● **Exercise**:
Copy each line of the records that contains the word "people".

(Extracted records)
>>

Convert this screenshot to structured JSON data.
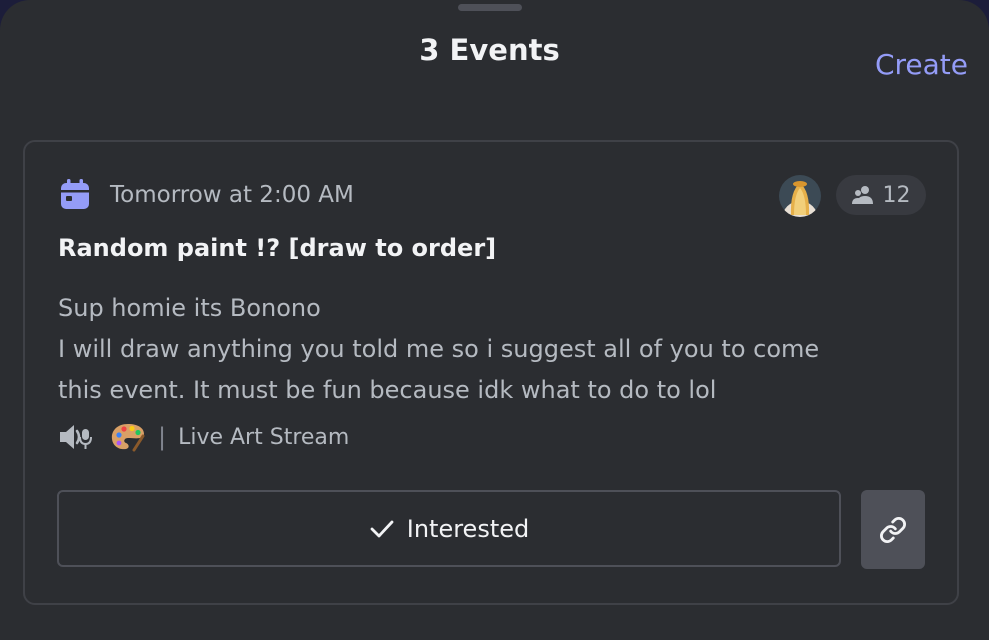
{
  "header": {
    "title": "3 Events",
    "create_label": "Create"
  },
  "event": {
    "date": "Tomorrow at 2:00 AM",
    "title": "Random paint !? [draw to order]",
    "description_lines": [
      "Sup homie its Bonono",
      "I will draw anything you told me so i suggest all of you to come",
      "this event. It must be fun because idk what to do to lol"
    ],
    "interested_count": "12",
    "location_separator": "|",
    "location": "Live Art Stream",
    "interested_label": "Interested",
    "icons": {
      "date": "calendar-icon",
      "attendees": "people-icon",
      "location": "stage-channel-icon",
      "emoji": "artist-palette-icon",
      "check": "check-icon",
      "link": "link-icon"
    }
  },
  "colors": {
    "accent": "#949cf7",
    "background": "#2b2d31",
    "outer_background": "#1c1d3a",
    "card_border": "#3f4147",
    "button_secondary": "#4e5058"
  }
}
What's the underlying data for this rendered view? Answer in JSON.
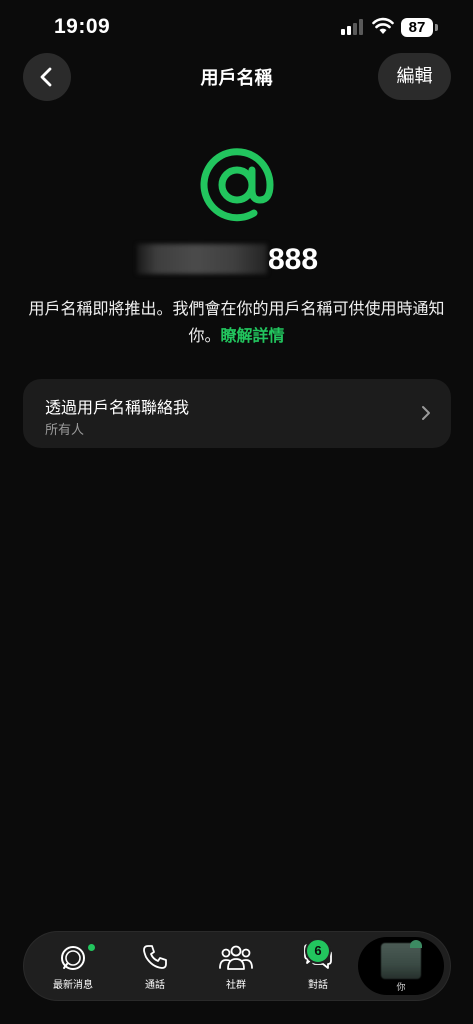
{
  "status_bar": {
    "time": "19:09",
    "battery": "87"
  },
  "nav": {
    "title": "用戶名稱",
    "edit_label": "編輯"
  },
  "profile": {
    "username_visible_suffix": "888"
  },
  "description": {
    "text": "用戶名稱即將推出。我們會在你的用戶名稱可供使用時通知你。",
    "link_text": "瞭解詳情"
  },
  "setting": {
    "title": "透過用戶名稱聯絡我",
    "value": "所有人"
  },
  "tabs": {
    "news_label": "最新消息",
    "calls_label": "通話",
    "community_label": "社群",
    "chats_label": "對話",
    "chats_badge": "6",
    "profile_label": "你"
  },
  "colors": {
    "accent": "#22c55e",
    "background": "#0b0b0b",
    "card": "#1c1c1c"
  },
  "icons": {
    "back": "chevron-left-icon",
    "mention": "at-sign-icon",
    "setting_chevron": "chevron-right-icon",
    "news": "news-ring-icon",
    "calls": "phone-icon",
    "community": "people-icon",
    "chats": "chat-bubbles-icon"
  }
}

<<
>>

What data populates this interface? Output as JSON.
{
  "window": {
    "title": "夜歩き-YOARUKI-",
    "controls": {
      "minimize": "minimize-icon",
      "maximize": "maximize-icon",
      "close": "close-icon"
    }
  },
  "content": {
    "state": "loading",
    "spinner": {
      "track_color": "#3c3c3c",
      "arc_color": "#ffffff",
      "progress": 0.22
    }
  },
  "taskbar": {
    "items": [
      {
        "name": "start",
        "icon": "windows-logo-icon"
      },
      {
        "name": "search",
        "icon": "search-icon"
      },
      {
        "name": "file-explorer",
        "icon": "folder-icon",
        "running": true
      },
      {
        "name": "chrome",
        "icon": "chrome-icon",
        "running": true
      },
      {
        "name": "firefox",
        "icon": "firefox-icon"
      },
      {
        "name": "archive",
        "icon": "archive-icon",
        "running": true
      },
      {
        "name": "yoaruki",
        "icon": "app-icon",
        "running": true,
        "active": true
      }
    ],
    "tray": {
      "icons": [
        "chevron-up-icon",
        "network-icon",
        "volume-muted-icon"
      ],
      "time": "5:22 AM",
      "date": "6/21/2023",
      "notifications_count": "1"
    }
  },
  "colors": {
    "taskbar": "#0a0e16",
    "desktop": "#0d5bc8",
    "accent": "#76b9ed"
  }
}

<<

● **Output for this exercise**:
      "attendees": "people-icon",
    "community": "people-icon",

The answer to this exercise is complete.